-- START Information shown --

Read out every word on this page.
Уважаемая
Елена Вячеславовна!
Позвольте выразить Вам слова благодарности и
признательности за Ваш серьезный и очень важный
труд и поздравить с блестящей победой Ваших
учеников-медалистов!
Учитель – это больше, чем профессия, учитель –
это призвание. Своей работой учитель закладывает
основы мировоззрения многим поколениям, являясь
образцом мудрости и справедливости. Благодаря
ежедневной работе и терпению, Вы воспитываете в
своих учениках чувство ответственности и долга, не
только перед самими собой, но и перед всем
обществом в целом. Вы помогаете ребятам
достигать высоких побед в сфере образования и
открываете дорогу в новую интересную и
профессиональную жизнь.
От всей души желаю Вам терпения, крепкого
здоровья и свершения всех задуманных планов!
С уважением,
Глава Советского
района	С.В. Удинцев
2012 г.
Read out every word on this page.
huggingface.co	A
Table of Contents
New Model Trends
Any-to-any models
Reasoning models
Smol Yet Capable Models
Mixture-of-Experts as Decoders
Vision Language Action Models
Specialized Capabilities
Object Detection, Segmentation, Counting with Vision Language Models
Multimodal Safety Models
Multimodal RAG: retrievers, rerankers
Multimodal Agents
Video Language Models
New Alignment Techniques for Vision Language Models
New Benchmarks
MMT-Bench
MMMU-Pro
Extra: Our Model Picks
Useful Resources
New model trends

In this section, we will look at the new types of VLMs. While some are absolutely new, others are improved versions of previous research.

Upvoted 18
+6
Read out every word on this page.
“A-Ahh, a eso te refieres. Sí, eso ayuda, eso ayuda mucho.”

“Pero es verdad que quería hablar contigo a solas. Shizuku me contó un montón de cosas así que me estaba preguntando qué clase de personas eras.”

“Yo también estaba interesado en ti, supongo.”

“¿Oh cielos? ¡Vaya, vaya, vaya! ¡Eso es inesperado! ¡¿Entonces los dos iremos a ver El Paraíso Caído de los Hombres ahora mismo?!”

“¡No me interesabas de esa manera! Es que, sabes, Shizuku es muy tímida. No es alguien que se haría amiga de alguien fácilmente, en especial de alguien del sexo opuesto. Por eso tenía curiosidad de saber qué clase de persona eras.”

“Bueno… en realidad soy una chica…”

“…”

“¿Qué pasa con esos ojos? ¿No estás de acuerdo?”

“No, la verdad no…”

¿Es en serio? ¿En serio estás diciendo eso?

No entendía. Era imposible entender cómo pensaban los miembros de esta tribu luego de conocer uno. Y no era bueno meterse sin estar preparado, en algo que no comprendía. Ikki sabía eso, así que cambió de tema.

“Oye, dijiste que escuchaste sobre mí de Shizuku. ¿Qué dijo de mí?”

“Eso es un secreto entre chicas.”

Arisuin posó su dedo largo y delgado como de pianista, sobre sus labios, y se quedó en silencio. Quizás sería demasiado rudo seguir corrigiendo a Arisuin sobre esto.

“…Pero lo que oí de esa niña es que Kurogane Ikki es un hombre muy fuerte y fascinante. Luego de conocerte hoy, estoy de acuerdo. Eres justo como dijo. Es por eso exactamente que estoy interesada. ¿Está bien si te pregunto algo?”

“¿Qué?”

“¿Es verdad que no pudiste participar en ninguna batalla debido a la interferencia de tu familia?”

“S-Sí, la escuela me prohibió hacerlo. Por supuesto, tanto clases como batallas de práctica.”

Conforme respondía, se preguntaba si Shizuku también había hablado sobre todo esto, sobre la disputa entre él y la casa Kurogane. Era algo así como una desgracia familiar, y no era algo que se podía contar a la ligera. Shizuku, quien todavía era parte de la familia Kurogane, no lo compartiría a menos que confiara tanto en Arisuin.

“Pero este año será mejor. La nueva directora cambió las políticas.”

-- END Information shown --

→ Exercise objective
Quote all of the entries exactly as they appear.

→ Result of this task
Read out every word on this page.
Уважаемая
Елена Вячеславовна!
Позвольте выразить Вам слова благодарности и
признательности за Ваш серьезный и очень важный
труд и поздравить с блестящей победой Ваших
учеников-медалистов!
Учитель – это больше, чем профессия, учитель –
это призвание. Своей работой учитель закладывает
основы мировоззрения многим поколениям, являясь
образцом мудрости и справедливости. Благодаря
ежедневной работе и терпению, Вы воспитываете в
своих учениках чувство ответственности и долга, не
только перед самими собой, но и перед всем
обществом в целом. Вы помогаете ребятам
достигать высоких побед в сфере образования и
открываете дорогу в новую интересную и
профессиональную жизнь.
От всей души желаю Вам терпения, крепкого
здоровья и свершения всех задуманных планов!
С уважением,
Глава Советского
района	С.В. Удинцев
2012 г.
Read out every word on this page.
huggingface.co	A
Table of Contents
New Model Trends
Any-to-any models
Reasoning models
Smol Yet Capable Models
Mixture-of-Experts as Decoders
Vision Language Action Models
Specialized Capabilities
Object Detection, Segmentation, Counting with Vision Language Models
Multimodal Safety Models
Multimodal RAG: retrievers, rerankers
Multimodal Agents
Video Language Models
New Alignment Techniques for Vision Language Models
New Benchmarks
MMT-Bench
MMMU-Pro
Extra: Our Model Picks
Useful Resources
New model trends

In this section, we will look at the new types of VLMs. While some are absolutely new, others are improved versions of previous research.

Upvoted 18
+6
Read out every word on this page.
“A-Ahh, a eso te refieres. Sí, eso ayuda, eso ayuda mucho.”

“Pero es verdad que quería hablar contigo a solas. Shizuku me contó un montón de cosas así que me estaba preguntando qué clase de personas eras.”

“Yo también estaba interesado en ti, supongo.”

“¿Oh cielos? ¡Vaya, vaya, vaya! ¡Eso es inesperado! ¡¿Entonces los dos iremos a ver El Paraíso Caído de los Hombres ahora mismo?!”

“¡No me interesabas de esa manera! Es que, sabes, Shizuku es muy tímida. No es alguien que se haría amiga de alguien fácilmente, en especial de alguien del sexo opuesto. Por eso tenía curiosidad de saber qué clase de persona eras.”

“Bueno… en realidad soy una chica…”

“…”

“¿Qué pasa con esos ojos? ¿No estás de acuerdo?”

“No, la verdad no…”

¿Es en serio? ¿En serio estás diciendo eso?

No entendía. Era imposible entender cómo pensaban los miembros de esta tribu luego de conocer uno. Y no era bueno meterse sin estar preparado, en algo que no comprendía. Ikki sabía eso, así que cambió de tema.

“Oye, dijiste que escuchaste sobre mí de Shizuku. ¿Qué dijo de mí?”

“Eso es un secreto entre chicas.”

Arisuin posó su dedo largo y delgado como de pianista, sobre sus labios, y se quedó en silencio. Quizás sería demasiado rudo seguir corrigiendo a Arisuin sobre esto.

“…Pero lo que oí de esa niña es que Kurogane Ikki es un hombre muy fuerte y fascinante. Luego de conocerte hoy, estoy de acuerdo. Eres justo como dijo. Es por eso exactamente que estoy interesada. ¿Está bien si te pregunto algo?”

“¿Qué?”

“¿Es verdad que no pudiste participar en ninguna batalla debido a la interferencia de tu familia?”

“S-Sí, la escuela me prohibió hacerlo. Por supuesto, tanto clases como batallas de práctica.”

Conforme respondía, se preguntaba si Shizuku también había hablado sobre todo esto, sobre la disputa entre él y la casa Kurogane. Era algo así como una desgracia familiar, y no era algo que se podía contar a la ligera. Shizuku, quien todavía era parte de la familia Kurogane, no lo compartiría a menos que confiara tanto en Arisuin.

“Pero este año será mejor. La nueva directora cambió las políticas.”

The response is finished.